### Data for this task

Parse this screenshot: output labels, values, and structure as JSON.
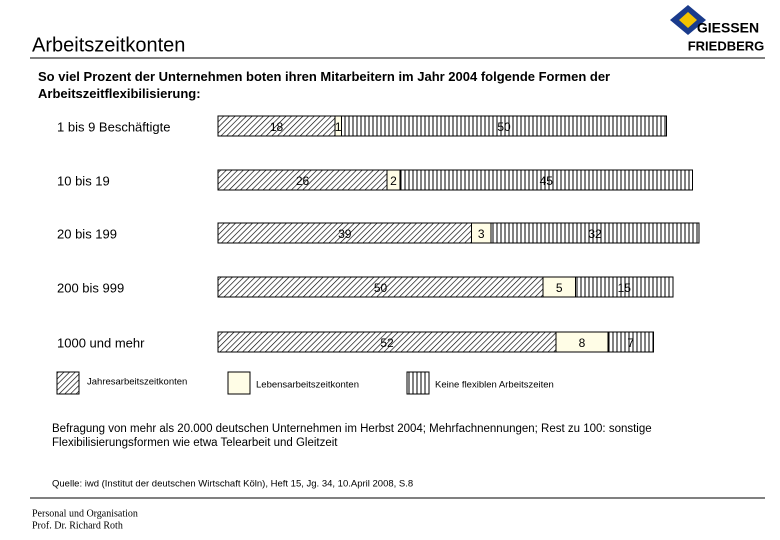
{
  "header": {
    "title": "Arbeitszeitkonten"
  },
  "logo": {
    "line1": "GIESSEN",
    "line2": "FRIEDBERG"
  },
  "chart_data": {
    "type": "stacked-bar-horizontal",
    "title": "So viel Prozent der Unternehmen boten ihren Mitarbeitern im Jahr 2004 folgende Formen der Arbeitszeitflexibilisierung:",
    "categories": [
      "1 bis 9 Beschäftigte",
      "10 bis 19",
      "20 bis 199",
      "200 bis 999",
      "1000 und mehr"
    ],
    "series": [
      {
        "name": "Jahresarbeitszeitkonten",
        "color": "#000000",
        "pattern": "diagonal",
        "values": [
          18,
          26,
          39,
          50,
          52
        ]
      },
      {
        "name": "Lebensarbeitszeitkonten",
        "color": "#fffde6",
        "pattern": "solid",
        "values": [
          1,
          2,
          3,
          5,
          8
        ]
      },
      {
        "name": "Keine flexiblen Arbeitszeiten",
        "color": "#000000",
        "pattern": "vertical",
        "values": [
          50,
          45,
          32,
          15,
          7
        ]
      }
    ]
  },
  "footnote": "Befragung von mehr als 20.000 deutschen Unternehmen im Herbst 2004; Mehrfachnennungen; Rest zu 100: sonstige Flexibilisierungsformen wie etwa Telearbeit und Gleitzeit",
  "source": "Quelle: iwd (Institut der deutschen Wirtschaft Köln), Heft 15, Jg. 34, 10.April 2008, S.8",
  "footer": {
    "line1": "Personal und Organisation",
    "line2": "Prof. Dr. Richard Roth"
  }
}
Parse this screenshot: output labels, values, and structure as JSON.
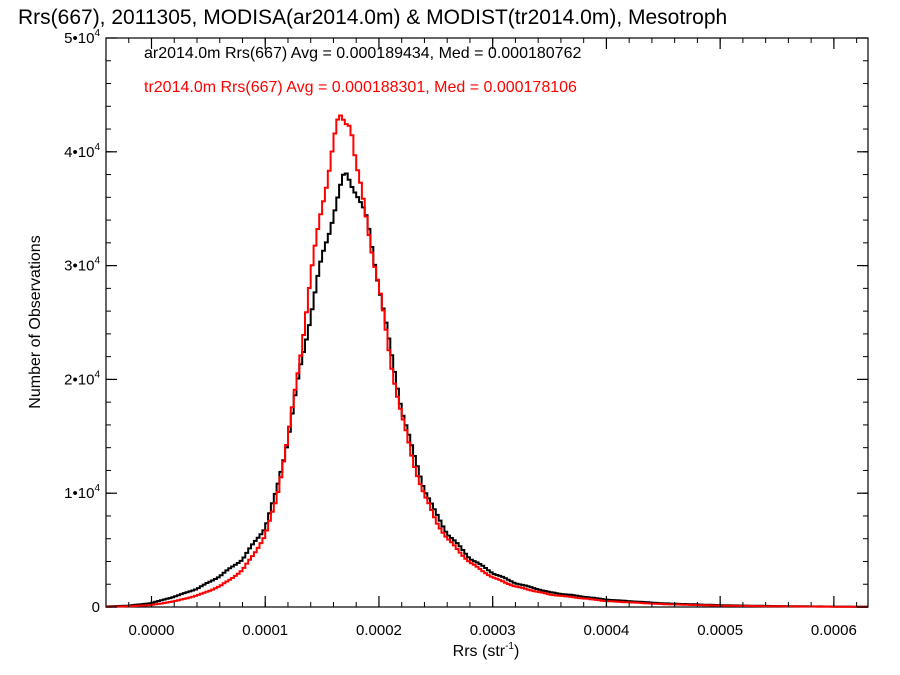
{
  "chart_data": {
    "type": "histogram-step",
    "title": "Rrs(667), 2011305, MODISA(ar2014.0m) & MODIST(tr2014.0m), Mesotroph",
    "xlabel": "Rrs (str",
    "xlabel_sup": "-1",
    "xlabel_suffix": ")",
    "ylabel": "Number of Observations",
    "xlim": [
      -4e-05,
      0.00063
    ],
    "ylim": [
      0,
      50000
    ],
    "x_ticks": [
      0.0,
      0.0001,
      0.0002,
      0.0003,
      0.0004,
      0.0005,
      0.0006
    ],
    "x_tick_labels": [
      "0.0000",
      "0.0001",
      "0.0002",
      "0.0003",
      "0.0004",
      "0.0005",
      "0.0006"
    ],
    "y_ticks": [
      {
        "value": 0,
        "label": "0",
        "exp": ""
      },
      {
        "value": 10000,
        "label": "1•10",
        "exp": "4"
      },
      {
        "value": 20000,
        "label": "2•10",
        "exp": "4"
      },
      {
        "value": 30000,
        "label": "3•10",
        "exp": "4"
      },
      {
        "value": 40000,
        "label": "4•10",
        "exp": "4"
      },
      {
        "value": 50000,
        "label": "5•10",
        "exp": "4"
      }
    ],
    "grid": false,
    "annotations": [
      {
        "text": "ar2014.0m Rrs(667) Avg = 0.000189434, Med = 0.000180762",
        "color": "#000000"
      },
      {
        "text": "tr2014.0m Rrs(667) Avg = 0.000188301, Med = 0.000178106",
        "color": "#ff0000"
      }
    ],
    "series": [
      {
        "color": "#000000",
        "points": [
          [
            -4e-05,
            40
          ],
          [
            -2e-05,
            120
          ],
          [
            0.0,
            350
          ],
          [
            2e-05,
            900
          ],
          [
            4e-05,
            1600
          ],
          [
            6e-05,
            2700
          ],
          [
            8e-05,
            4200
          ],
          [
            0.0001,
            7000
          ],
          [
            0.00011,
            10200
          ],
          [
            0.00012,
            14800
          ],
          [
            0.00013,
            20500
          ],
          [
            0.00014,
            25800
          ],
          [
            0.00015,
            30500
          ],
          [
            0.00016,
            34800
          ],
          [
            0.00017,
            37800
          ],
          [
            0.000175,
            37500
          ],
          [
            0.00018,
            36800
          ],
          [
            0.00019,
            33500
          ],
          [
            0.0002,
            28500
          ],
          [
            0.00021,
            22500
          ],
          [
            0.00022,
            17500
          ],
          [
            0.00023,
            13500
          ],
          [
            0.00024,
            10400
          ],
          [
            0.00025,
            8200
          ],
          [
            0.00026,
            6500
          ],
          [
            0.00028,
            4300
          ],
          [
            0.0003,
            3000
          ],
          [
            0.00032,
            2100
          ],
          [
            0.00035,
            1300
          ],
          [
            0.0004,
            650
          ],
          [
            0.00045,
            320
          ],
          [
            0.0005,
            160
          ],
          [
            0.00055,
            80
          ],
          [
            0.0006,
            40
          ],
          [
            0.00063,
            20
          ]
        ]
      },
      {
        "color": "#ff0000",
        "points": [
          [
            -4e-05,
            20
          ],
          [
            -2e-05,
            60
          ],
          [
            0.0,
            170
          ],
          [
            2e-05,
            500
          ],
          [
            4e-05,
            1000
          ],
          [
            6e-05,
            1800
          ],
          [
            8e-05,
            3200
          ],
          [
            0.0001,
            6200
          ],
          [
            0.00011,
            9600
          ],
          [
            0.00012,
            14800
          ],
          [
            0.00013,
            21500
          ],
          [
            0.00014,
            28800
          ],
          [
            0.00015,
            35500
          ],
          [
            0.00016,
            40500
          ],
          [
            0.000165,
            42800
          ],
          [
            0.00017,
            43000
          ],
          [
            0.000175,
            42900
          ],
          [
            0.00018,
            38500
          ],
          [
            0.00019,
            33800
          ],
          [
            0.0002,
            28000
          ],
          [
            0.00021,
            21800
          ],
          [
            0.00022,
            16800
          ],
          [
            0.00023,
            12800
          ],
          [
            0.00024,
            9800
          ],
          [
            0.00025,
            7600
          ],
          [
            0.00026,
            6000
          ],
          [
            0.00028,
            3900
          ],
          [
            0.0003,
            2600
          ],
          [
            0.00032,
            1800
          ],
          [
            0.00035,
            1100
          ],
          [
            0.0004,
            520
          ],
          [
            0.00045,
            250
          ],
          [
            0.0005,
            120
          ],
          [
            0.00055,
            60
          ],
          [
            0.0006,
            30
          ],
          [
            0.00063,
            15
          ]
        ]
      }
    ]
  }
}
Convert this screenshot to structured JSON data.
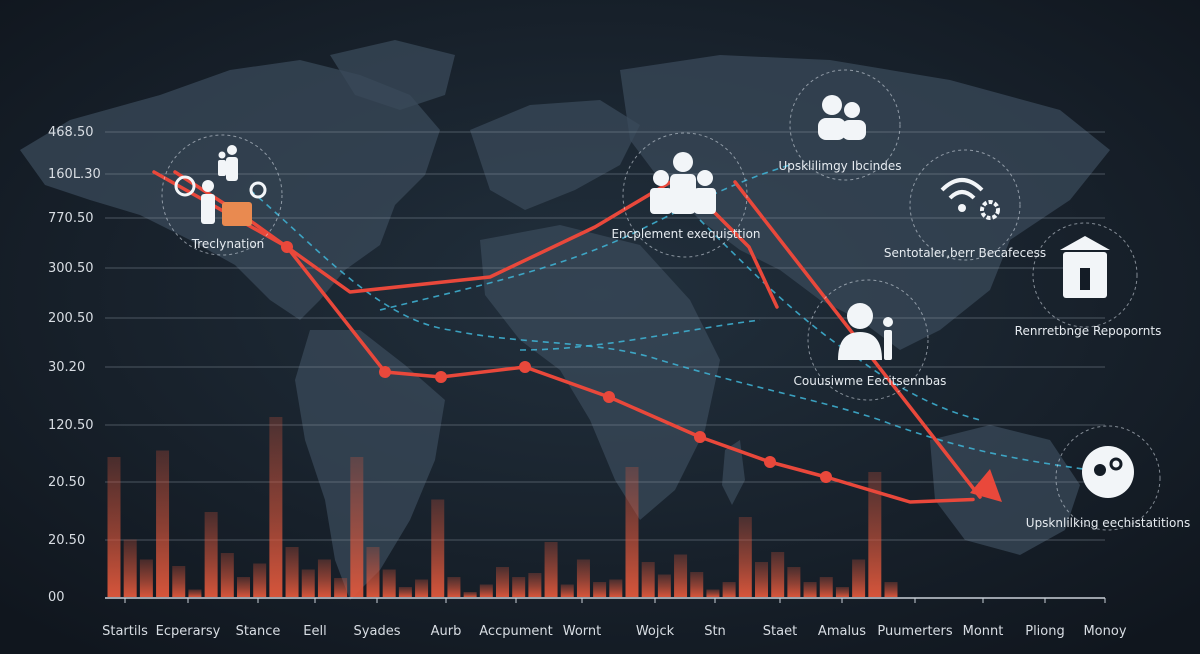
{
  "colors": {
    "background": "#141c26",
    "map": "#3a4a5a",
    "bars": "#e0583c",
    "line": "#e9483b",
    "dashed": "#3fb6d8",
    "text": "#d8dde3"
  },
  "chart_data": {
    "type": "bar",
    "title": "",
    "xlabel": "",
    "ylabel": "",
    "legend": "none",
    "grid": true,
    "y_tick_labels": [
      "00",
      "20.50",
      "20.50",
      "120.50",
      "30.20",
      "200.50",
      "300.50",
      "770.50",
      "160L.30",
      "468.50"
    ],
    "categories": [
      "Startils",
      "Ecperarsy",
      "Stance",
      "Eell",
      "Syades",
      "Aurb",
      "Accpument",
      "Wornt",
      "Wojck",
      "Stn",
      "Staet",
      "Amalus",
      "Puumerters",
      "Monnt",
      "Pliong",
      "Monoy"
    ],
    "bars": [
      2.8,
      1.15,
      0.75,
      2.93,
      0.62,
      0.15,
      1.7,
      0.88,
      0.4,
      0.67,
      3.6,
      1.0,
      0.55,
      0.75,
      0.38,
      2.8,
      1.0,
      0.55,
      0.2,
      0.35,
      1.95,
      0.4,
      0.1,
      0.25,
      0.6,
      0.4,
      0.48,
      1.1,
      0.25,
      0.75,
      0.3,
      0.35,
      2.6,
      0.7,
      0.45,
      0.85,
      0.5,
      0.15,
      0.3,
      1.6,
      0.7,
      0.9,
      0.6,
      0.3,
      0.4,
      0.2,
      0.75,
      2.5,
      0.3
    ],
    "line_series": [
      {
        "x": [
          1.0,
          2.0,
          3.5,
          5.5,
          7.0,
          8.2,
          9.2,
          9.6
        ],
        "y": [
          8.5,
          7.6,
          6.1,
          6.4,
          7.4,
          8.4,
          7.0,
          5.8
        ]
      },
      {
        "x": [
          0.7,
          2.6,
          4.0,
          4.8,
          6.0,
          7.2,
          8.5,
          9.5,
          10.3,
          11.5,
          12.4
        ],
        "y": [
          8.5,
          7.0,
          4.5,
          4.4,
          4.6,
          4.0,
          3.2,
          2.7,
          2.4,
          1.9,
          1.95
        ]
      },
      {
        "x": [
          9.0,
          12.5
        ],
        "y": [
          8.3,
          2.0
        ]
      }
    ],
    "annotations": [
      {
        "label": "Treclynation"
      },
      {
        "label": "Encplement exequisttion"
      },
      {
        "label": "Upsklilimgy Ibcindes"
      },
      {
        "label": "Sentotaler,berr Becafecess"
      },
      {
        "label": "Renrretbnge Repopornts"
      },
      {
        "label": "Couusiwme Eecitsennbas"
      },
      {
        "label": "Upsknlilking eechistatitions"
      }
    ]
  }
}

### What you have to do
Your reply is one number: how many lines of the records above contain the word "title".

### Finished exercise
4